Find the lines holding "this" and copy them.

▸ **Data listing**
>> Start
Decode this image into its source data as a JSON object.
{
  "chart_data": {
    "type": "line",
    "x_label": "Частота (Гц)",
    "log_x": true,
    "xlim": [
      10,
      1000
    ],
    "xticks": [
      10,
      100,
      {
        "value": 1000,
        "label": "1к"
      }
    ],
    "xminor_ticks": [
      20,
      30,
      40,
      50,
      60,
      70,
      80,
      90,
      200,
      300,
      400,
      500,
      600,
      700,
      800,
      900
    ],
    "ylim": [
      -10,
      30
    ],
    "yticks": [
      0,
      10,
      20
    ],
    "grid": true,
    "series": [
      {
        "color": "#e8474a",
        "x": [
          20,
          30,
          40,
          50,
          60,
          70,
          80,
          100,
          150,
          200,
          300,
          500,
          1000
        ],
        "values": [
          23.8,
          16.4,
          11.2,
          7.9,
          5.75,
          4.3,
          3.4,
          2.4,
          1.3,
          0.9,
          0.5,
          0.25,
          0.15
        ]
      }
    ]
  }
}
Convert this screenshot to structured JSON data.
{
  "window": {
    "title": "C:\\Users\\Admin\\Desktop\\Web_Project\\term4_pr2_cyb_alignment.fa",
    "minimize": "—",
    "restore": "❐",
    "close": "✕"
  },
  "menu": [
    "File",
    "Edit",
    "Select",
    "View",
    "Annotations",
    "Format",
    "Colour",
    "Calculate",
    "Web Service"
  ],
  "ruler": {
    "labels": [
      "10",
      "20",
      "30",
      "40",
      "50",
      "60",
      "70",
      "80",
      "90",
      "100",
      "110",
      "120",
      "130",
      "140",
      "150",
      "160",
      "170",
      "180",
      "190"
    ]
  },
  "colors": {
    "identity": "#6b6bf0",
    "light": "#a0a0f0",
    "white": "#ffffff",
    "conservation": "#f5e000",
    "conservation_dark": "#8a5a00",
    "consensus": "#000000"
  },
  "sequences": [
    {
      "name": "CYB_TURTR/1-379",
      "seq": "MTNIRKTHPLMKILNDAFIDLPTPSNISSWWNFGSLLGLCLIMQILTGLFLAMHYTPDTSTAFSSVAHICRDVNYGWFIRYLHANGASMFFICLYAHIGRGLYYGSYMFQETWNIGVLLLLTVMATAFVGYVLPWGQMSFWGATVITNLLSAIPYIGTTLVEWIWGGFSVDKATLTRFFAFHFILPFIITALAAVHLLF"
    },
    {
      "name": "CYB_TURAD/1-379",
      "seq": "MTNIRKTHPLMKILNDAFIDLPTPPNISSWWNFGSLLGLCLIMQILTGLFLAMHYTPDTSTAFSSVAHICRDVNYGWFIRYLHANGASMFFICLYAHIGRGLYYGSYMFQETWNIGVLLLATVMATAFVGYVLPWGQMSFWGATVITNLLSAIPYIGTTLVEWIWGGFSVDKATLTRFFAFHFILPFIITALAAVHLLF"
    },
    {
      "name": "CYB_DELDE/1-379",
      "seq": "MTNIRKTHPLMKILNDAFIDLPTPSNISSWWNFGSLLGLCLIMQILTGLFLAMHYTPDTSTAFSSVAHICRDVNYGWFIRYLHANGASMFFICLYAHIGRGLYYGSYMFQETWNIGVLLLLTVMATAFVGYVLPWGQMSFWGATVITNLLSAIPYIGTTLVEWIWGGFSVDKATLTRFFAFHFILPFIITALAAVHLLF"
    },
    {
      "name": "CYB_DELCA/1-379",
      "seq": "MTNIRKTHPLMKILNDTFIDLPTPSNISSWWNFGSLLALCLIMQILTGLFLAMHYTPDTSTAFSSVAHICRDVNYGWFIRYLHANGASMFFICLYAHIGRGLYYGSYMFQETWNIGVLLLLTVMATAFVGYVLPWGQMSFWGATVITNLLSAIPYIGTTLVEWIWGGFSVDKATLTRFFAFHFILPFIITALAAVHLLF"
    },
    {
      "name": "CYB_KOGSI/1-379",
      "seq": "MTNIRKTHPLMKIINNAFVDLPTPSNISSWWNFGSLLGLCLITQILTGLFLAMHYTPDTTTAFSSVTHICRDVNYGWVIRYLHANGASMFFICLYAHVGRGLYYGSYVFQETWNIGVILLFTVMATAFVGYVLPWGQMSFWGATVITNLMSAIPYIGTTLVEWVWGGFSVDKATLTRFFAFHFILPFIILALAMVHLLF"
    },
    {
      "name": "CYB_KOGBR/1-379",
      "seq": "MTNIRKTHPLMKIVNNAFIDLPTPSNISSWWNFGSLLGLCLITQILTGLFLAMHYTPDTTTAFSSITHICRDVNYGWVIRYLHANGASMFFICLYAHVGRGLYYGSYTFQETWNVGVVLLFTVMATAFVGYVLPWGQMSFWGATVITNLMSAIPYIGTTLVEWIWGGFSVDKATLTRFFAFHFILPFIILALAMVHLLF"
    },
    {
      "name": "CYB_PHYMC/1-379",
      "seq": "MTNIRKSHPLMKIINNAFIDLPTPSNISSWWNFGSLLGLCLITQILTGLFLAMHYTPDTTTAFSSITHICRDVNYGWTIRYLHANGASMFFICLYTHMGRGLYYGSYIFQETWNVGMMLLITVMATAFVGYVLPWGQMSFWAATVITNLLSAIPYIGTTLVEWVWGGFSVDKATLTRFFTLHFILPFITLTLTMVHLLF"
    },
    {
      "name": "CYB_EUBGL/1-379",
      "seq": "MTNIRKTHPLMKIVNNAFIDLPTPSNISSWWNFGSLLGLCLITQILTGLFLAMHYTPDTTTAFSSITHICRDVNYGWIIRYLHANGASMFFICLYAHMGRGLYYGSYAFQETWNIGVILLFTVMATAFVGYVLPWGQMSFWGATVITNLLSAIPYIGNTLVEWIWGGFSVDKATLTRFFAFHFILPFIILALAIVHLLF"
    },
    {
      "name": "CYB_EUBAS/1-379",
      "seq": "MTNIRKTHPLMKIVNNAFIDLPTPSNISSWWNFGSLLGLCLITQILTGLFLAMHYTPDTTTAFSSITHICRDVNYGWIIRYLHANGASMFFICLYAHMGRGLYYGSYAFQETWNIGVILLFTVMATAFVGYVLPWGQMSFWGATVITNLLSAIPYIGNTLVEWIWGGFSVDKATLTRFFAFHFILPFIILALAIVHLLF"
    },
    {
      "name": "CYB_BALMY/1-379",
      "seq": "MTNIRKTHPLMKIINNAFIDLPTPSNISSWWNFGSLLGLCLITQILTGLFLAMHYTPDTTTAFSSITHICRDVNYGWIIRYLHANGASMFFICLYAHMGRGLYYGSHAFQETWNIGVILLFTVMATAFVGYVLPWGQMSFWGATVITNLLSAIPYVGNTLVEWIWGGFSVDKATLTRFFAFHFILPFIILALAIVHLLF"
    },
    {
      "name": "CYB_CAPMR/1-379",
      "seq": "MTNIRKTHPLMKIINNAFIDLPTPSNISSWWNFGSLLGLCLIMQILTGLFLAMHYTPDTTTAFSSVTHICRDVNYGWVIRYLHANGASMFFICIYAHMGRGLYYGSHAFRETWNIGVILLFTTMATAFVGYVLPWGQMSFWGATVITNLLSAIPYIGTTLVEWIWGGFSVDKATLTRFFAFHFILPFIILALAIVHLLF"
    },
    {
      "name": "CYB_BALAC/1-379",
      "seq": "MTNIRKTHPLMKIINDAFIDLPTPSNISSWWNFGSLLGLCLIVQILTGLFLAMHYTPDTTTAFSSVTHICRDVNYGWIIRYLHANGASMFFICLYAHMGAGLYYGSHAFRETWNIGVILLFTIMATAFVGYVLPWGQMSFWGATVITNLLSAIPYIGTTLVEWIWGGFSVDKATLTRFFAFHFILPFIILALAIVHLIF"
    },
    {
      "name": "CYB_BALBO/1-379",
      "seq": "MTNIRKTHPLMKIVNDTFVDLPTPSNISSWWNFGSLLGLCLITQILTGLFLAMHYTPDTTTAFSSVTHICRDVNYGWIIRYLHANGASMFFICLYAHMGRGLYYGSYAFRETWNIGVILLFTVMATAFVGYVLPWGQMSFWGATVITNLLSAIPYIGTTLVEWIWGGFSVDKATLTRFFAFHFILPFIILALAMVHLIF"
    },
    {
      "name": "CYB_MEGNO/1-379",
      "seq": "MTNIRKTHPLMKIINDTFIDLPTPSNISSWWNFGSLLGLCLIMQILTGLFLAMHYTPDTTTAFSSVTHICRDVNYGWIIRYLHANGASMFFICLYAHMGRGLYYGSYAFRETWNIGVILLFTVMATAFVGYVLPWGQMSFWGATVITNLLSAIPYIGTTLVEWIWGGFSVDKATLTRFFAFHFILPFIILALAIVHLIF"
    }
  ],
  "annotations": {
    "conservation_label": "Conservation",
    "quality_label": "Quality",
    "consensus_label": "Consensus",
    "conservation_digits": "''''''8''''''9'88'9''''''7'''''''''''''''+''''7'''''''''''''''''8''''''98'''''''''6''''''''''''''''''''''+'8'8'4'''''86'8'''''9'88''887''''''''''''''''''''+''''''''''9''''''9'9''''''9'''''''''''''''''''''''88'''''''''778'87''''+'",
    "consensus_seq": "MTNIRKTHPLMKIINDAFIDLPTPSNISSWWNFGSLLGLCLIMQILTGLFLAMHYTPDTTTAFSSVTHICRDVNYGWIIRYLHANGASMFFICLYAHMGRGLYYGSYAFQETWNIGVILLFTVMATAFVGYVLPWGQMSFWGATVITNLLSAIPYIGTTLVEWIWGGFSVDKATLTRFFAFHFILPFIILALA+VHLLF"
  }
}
>> End
▸ **Reply to the task**
Decode this image into its source data as a JSON object.
Convert this screenshot to structured JSON data.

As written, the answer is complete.